Items listed in a dataset:
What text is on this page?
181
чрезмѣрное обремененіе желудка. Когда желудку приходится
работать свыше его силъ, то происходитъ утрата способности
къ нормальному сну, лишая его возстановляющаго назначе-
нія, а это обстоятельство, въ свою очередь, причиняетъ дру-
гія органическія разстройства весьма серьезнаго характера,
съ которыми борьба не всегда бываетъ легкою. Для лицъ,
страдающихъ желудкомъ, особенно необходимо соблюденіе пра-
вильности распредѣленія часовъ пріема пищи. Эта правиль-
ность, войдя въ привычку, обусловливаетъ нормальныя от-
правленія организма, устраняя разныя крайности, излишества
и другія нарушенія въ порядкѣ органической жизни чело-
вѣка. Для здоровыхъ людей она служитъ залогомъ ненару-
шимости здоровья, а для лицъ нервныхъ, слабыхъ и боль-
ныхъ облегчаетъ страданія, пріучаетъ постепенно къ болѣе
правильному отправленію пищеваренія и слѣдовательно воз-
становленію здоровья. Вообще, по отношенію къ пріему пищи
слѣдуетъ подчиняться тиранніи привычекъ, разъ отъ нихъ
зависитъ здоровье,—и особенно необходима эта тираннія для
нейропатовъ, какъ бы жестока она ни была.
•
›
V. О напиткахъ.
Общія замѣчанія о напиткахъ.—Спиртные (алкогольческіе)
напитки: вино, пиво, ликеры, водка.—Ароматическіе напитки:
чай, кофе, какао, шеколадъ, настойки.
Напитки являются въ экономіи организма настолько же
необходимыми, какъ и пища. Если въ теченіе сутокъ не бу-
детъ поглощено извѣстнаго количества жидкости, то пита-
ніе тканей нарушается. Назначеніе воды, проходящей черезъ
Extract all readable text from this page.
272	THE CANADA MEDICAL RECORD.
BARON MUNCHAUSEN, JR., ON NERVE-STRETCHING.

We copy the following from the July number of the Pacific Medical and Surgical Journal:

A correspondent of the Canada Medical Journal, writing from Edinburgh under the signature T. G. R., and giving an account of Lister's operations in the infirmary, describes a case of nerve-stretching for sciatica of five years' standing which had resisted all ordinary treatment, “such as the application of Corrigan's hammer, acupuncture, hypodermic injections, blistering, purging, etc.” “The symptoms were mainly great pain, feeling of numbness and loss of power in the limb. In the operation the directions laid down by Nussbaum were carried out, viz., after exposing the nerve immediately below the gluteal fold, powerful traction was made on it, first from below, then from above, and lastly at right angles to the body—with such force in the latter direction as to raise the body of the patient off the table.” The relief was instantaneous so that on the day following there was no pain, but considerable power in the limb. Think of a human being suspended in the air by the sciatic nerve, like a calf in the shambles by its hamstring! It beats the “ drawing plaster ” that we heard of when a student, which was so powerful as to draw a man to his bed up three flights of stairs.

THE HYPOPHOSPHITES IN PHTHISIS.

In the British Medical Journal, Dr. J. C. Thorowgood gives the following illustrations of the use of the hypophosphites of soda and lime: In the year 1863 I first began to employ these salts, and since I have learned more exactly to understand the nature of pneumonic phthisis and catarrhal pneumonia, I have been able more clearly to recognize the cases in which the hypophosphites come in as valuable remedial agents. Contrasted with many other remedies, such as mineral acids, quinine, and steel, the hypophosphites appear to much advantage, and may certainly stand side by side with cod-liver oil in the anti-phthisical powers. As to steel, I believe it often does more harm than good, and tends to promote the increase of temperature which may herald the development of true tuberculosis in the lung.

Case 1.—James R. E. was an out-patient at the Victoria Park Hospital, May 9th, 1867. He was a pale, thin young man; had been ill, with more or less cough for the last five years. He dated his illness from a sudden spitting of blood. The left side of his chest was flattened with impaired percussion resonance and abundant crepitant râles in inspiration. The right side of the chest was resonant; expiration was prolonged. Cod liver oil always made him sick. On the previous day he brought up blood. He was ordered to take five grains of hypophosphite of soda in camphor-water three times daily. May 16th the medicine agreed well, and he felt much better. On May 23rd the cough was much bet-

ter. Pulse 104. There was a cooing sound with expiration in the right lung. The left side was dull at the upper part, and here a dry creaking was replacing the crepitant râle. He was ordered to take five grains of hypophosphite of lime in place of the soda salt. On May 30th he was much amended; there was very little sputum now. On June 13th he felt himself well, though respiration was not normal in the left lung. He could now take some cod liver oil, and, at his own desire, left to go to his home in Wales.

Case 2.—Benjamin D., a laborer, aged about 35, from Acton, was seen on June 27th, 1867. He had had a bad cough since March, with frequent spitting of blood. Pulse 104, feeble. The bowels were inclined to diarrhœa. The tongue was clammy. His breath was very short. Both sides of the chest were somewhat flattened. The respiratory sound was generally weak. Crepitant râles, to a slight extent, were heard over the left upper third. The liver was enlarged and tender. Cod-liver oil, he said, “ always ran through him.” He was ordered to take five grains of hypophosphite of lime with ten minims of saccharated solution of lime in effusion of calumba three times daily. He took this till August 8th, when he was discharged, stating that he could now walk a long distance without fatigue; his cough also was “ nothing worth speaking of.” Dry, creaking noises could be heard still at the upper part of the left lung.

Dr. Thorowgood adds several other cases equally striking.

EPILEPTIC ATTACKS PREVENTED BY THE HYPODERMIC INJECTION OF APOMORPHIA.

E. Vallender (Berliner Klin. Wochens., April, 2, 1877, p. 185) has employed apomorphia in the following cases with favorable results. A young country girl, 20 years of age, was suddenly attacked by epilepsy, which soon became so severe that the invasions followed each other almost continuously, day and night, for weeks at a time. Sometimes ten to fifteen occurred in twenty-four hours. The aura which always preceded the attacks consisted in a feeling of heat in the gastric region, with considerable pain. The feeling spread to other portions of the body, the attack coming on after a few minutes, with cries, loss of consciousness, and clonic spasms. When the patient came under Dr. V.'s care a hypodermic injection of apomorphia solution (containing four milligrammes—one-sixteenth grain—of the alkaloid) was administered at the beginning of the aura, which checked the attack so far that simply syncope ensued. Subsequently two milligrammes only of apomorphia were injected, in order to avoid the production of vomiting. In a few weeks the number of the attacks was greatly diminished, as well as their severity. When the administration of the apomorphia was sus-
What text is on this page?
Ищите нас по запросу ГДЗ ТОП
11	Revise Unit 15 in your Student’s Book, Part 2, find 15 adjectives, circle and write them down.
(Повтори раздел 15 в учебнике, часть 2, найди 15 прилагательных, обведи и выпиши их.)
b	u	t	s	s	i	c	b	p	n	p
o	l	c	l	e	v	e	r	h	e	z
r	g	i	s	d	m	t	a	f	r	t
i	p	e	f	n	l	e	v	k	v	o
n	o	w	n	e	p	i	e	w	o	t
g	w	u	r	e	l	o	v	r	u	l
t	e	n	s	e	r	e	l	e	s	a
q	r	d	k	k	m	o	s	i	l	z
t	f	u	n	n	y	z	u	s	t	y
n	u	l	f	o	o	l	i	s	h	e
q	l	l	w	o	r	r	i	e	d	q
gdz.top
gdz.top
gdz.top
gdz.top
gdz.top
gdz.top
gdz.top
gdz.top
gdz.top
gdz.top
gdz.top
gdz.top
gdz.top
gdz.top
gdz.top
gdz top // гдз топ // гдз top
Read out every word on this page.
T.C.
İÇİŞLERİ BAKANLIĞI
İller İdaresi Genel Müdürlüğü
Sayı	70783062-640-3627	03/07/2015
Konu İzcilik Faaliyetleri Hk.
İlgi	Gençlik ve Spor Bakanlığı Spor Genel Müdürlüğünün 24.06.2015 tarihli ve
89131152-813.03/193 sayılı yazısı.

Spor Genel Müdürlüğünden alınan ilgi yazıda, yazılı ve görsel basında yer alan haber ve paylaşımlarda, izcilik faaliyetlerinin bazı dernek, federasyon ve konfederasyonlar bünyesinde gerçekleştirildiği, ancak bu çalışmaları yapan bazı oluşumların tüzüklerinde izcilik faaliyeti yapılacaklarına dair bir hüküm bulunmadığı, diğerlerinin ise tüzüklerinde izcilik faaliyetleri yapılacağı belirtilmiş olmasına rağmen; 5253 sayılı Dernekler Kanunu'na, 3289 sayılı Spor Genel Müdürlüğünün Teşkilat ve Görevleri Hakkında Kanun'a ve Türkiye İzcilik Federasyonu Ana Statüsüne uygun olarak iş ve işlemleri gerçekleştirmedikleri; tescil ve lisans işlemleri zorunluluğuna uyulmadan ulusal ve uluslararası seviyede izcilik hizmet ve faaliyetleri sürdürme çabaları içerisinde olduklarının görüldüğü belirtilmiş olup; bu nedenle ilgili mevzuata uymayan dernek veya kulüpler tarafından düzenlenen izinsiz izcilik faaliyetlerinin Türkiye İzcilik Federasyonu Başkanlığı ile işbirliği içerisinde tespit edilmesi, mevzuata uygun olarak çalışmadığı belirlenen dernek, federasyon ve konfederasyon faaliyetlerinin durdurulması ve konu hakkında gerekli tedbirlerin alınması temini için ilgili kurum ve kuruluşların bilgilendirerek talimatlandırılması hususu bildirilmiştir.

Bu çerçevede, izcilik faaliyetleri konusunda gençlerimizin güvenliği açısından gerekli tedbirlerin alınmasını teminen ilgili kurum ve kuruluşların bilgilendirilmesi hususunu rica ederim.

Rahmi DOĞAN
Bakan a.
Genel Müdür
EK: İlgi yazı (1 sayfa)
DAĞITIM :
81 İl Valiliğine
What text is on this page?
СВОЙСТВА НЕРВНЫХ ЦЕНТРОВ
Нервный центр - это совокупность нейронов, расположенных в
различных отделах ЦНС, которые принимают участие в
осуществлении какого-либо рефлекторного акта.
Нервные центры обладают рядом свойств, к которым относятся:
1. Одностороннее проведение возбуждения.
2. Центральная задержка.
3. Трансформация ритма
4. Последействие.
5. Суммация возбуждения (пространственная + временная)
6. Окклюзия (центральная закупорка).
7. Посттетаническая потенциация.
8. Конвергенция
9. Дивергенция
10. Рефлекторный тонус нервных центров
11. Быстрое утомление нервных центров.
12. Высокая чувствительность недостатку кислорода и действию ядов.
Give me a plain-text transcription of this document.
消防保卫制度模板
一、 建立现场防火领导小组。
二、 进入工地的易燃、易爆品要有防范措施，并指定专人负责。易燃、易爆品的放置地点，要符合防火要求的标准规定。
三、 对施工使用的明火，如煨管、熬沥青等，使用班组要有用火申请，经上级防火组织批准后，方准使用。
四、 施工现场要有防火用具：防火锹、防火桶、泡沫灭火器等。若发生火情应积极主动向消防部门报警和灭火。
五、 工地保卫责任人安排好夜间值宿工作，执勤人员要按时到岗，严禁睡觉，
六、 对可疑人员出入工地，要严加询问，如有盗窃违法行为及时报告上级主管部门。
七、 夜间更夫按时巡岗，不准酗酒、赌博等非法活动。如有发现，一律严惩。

* _To be done_:
From the data above, show each line that contains "здоровья".

* _Task answer_:
шимости здоровья, а для лицъ нервныхъ, слабыхъ и боль-
становленію здоровья. Вообще, по отношенію къ пріему пищи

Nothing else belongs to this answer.